*EXERCISE INSTRUCTIONS*.
Determine which lines of the records include the word "переключиться", and copy them.

Collection entries:
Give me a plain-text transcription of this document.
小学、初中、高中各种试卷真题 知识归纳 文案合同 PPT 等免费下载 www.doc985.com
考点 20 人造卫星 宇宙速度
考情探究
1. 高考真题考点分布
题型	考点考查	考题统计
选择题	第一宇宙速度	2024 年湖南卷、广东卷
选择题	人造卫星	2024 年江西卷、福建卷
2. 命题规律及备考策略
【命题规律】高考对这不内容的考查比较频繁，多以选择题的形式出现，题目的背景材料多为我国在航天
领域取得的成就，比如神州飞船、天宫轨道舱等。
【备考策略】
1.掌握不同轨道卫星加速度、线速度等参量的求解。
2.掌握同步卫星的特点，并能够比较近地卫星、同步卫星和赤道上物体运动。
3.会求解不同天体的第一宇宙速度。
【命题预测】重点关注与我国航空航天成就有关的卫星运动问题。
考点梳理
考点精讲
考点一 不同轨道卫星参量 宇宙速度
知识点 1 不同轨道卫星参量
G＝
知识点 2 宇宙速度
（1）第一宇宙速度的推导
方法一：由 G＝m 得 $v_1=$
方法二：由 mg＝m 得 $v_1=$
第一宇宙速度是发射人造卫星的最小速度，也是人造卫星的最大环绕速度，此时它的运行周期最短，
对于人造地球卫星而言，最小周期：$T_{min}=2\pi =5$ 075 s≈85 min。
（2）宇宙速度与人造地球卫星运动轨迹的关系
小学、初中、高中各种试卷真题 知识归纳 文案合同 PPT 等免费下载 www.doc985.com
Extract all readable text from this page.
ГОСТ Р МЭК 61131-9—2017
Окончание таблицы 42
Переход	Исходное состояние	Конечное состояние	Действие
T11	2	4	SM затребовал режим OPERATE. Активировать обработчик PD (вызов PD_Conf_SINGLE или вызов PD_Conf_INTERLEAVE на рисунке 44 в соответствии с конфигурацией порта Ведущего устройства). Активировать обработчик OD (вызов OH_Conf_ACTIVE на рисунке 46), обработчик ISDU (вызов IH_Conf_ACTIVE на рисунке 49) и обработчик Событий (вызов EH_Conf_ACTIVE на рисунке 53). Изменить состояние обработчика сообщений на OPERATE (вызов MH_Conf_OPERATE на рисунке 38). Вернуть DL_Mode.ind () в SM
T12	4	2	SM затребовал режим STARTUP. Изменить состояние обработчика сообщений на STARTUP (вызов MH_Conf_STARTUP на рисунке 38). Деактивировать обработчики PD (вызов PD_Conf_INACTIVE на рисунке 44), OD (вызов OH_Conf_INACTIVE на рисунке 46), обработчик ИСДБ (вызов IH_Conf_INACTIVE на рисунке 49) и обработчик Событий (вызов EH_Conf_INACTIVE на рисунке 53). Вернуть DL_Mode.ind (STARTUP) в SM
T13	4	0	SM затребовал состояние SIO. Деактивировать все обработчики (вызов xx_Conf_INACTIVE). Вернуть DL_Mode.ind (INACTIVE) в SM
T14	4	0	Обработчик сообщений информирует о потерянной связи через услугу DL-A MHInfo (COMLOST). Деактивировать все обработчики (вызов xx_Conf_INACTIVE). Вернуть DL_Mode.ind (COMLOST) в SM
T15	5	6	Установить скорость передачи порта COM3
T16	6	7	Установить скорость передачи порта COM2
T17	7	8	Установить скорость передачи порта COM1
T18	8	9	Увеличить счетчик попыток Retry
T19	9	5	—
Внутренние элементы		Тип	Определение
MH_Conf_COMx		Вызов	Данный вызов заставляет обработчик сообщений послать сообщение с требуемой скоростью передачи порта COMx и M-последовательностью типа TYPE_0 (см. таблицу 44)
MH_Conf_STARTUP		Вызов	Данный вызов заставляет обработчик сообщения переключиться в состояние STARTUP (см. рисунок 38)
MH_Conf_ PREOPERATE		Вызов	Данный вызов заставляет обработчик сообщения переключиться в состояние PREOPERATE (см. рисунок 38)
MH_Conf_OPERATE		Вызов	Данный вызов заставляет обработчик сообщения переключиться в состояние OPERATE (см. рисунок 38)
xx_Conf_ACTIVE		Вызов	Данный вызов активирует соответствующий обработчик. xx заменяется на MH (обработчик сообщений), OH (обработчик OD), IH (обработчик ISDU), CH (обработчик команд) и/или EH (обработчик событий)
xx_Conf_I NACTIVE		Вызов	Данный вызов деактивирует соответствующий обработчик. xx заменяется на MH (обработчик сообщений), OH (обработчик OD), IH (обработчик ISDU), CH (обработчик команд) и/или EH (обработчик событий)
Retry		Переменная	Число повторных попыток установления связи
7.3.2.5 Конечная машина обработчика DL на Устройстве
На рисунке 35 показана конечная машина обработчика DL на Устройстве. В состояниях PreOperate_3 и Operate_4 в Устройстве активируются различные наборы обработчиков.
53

*WRITTEN REPLY*.
MH_Conf_STARTUP		Вызов	Данный вызов заставляет обработчик сообщения переключиться в состояние STARTUP (см. рисунок 38)
MH_Conf_ PREOPERATE		Вызов	Данный вызов заставляет обработчик сообщения переключиться в состояние PREOPERATE (см. рисунок 38)
MH_Conf_OPERATE		Вызов	Данный вызов заставляет обработчик сообщения переключиться в состояние OPERATE (см. рисунок 38)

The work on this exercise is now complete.